> **Working data**:

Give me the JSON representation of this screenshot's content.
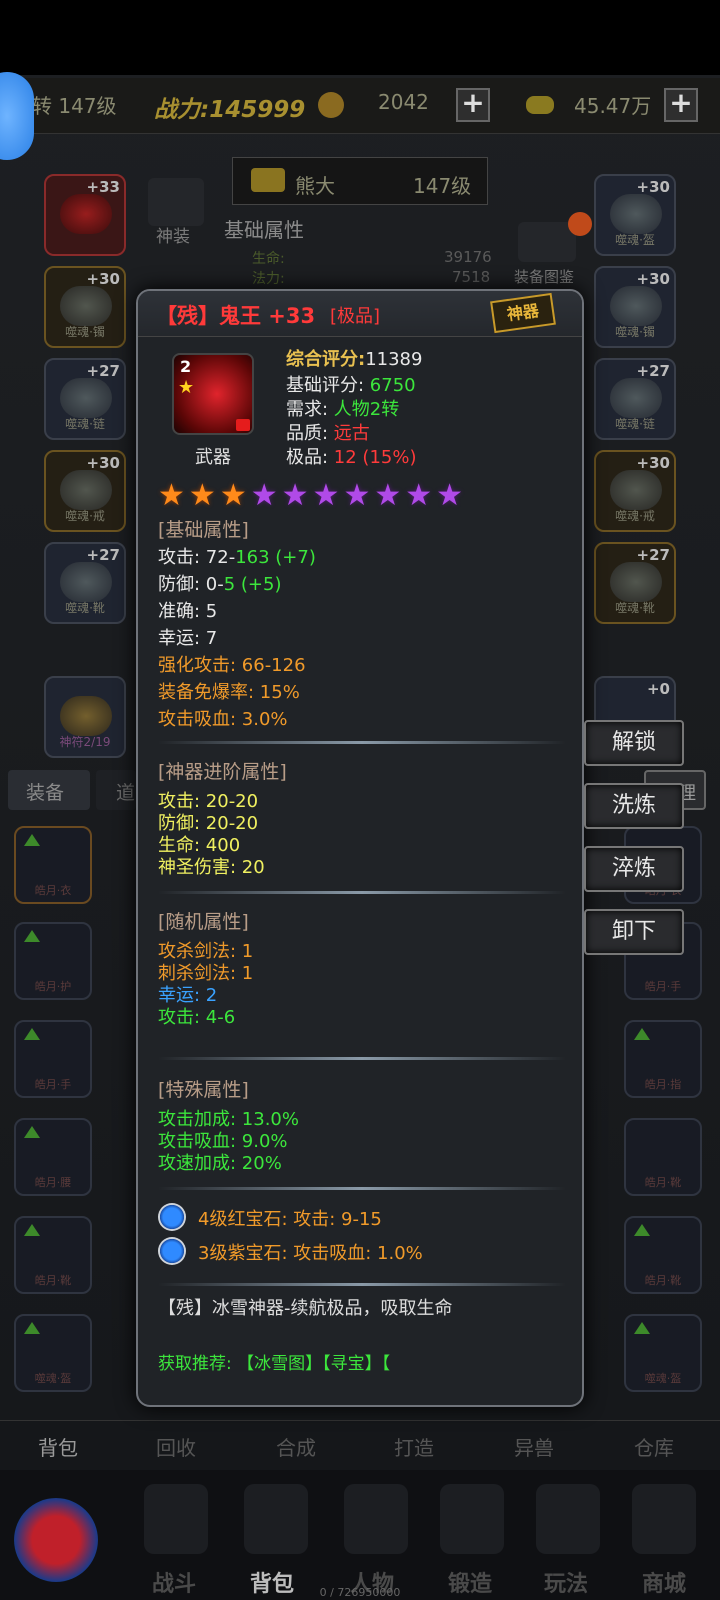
{
  "header": {
    "rebirth_level": "转 147级",
    "power": "战力:145999",
    "coins": "2042",
    "gold": "45.47万"
  },
  "character": {
    "name": "熊大",
    "level": "147级"
  },
  "behind": {
    "god_equip": "神装",
    "basic_attr": "基础属性",
    "hp_label": "生命:",
    "hp_value": "39176",
    "mp_label": "法力:",
    "mp_value": "7518",
    "equip_atlas": "装备图鉴",
    "left_slots": [
      {
        "level": "+33",
        "name": ""
      },
      {
        "level": "+30",
        "name": "噬魂·镯"
      },
      {
        "level": "+27",
        "name": "噬魂·链"
      },
      {
        "level": "+30",
        "name": "噬魂·戒"
      },
      {
        "level": "+27",
        "name": "噬魂·靴"
      }
    ],
    "right_slots": [
      {
        "level": "+30",
        "name": "噬魂·盔"
      },
      {
        "level": "+30",
        "name": "噬魂·镯"
      },
      {
        "level": "+27",
        "name": "噬魂·链"
      },
      {
        "level": "+30",
        "name": "噬魂·戒"
      },
      {
        "level": "+27",
        "name": "噬魂·靴"
      }
    ],
    "medal": "神符2/19",
    "right_bottom_slot_level": "+0",
    "tab_equip": "装备",
    "tab_item": "道",
    "sort": "整理",
    "grid_left": [
      "皓月·衣",
      "皓月·护",
      "皓月·手",
      "皓月·腰",
      "皓月·靴",
      "噬魂·盔"
    ],
    "grid_right": [
      "皓月·衣",
      "皓月·手",
      "皓月·指",
      "皓月·靴",
      "皓月·靴",
      "噬魂·盔"
    ]
  },
  "popup": {
    "name": "【残】鬼王 +33",
    "quality_tag": "[极品]",
    "badge": "神器",
    "icon_level": "2",
    "item_type": "武器",
    "score_label": "综合评分:",
    "score_value": "11389",
    "base_score_label": "基础评分: ",
    "base_score_value": "6750",
    "require_label": "需求: ",
    "require_value": "人物2转",
    "grade_label": "品质: ",
    "grade_value": "远古",
    "excellent_label": "极品: ",
    "excellent_value": "12 (15%)",
    "stars_total": 10,
    "stars_orange": 3,
    "basic": {
      "title": "[基础属性]",
      "attack_label": "攻击: 72-",
      "attack_value": "163 (+7)",
      "defense_label": "防御: 0-",
      "defense_value": "5 (+5)",
      "accuracy": "准确: 5",
      "luck": "幸运: 7",
      "enh_attack": "强化攻击: 66-126",
      "anti_burst": "装备免爆率: 15%",
      "lifesteal": "攻击吸血: 3.0%"
    },
    "advance": {
      "title": "[神器进阶属性]",
      "lines": [
        "攻击: 20-20",
        "防御: 20-20",
        "生命: 400",
        "神圣伤害: 20"
      ]
    },
    "random": {
      "title": "[随机属性]",
      "lines": [
        "攻杀剑法: 1",
        "刺杀剑法: 1",
        "幸运: 2",
        "攻击: 4-6"
      ]
    },
    "special": {
      "title": "[特殊属性]",
      "lines": [
        "攻击加成: 13.0%",
        "攻击吸血: 9.0%",
        "攻速加成: 20%"
      ]
    },
    "gems": [
      "4级红宝石: 攻击: 9-15",
      "3级紫宝石: 攻击吸血: 1.0%"
    ],
    "description": "【残】冰雪神器-续航极品，吸取生命",
    "recommend": "获取推荐: 【冰雪图】【寻宝】【"
  },
  "actions": {
    "unlock": "解锁",
    "refine": "洗炼",
    "temper": "淬炼",
    "unequip": "卸下"
  },
  "bottom_tabs": [
    "背包",
    "回收",
    "合成",
    "打造",
    "异兽",
    "仓库"
  ],
  "nav": [
    "战斗",
    "背包",
    "人物",
    "锻造",
    "玩法",
    "商城"
  ],
  "exp_text": "0 / 726950000",
  "colors": {
    "popup_bg": "#202327",
    "name_red": "#ff3a3a",
    "green": "#3ce63c",
    "orange": "#f09a2a",
    "yellow": "#f0f060",
    "blue": "#3aa2ff"
  }
}
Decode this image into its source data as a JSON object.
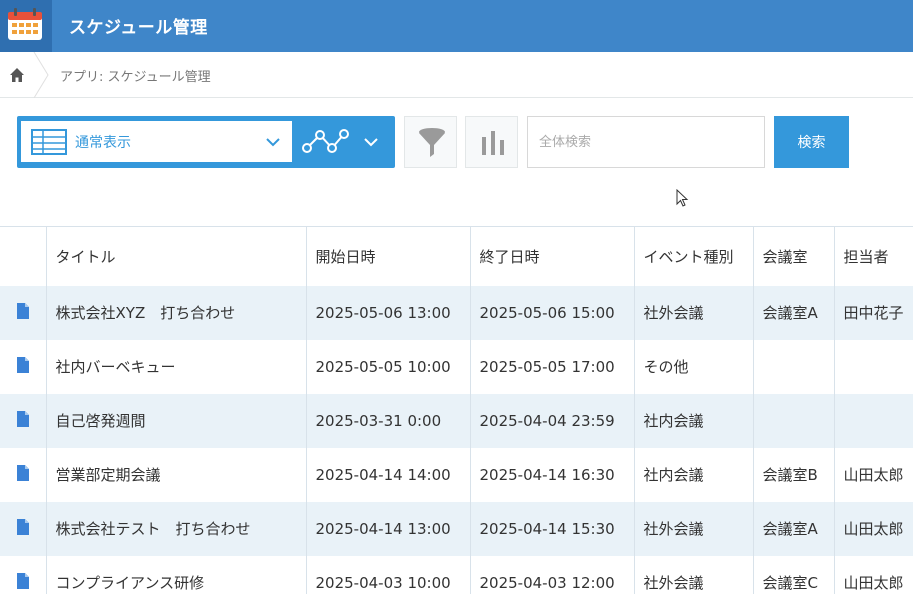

> **The problem**: Extract, from the material above, each line holding the word "JSON".

> **Exercise answer**:
Give me the JSON representation of this screenshot's content.
Decode this image into its source data as a JSON object.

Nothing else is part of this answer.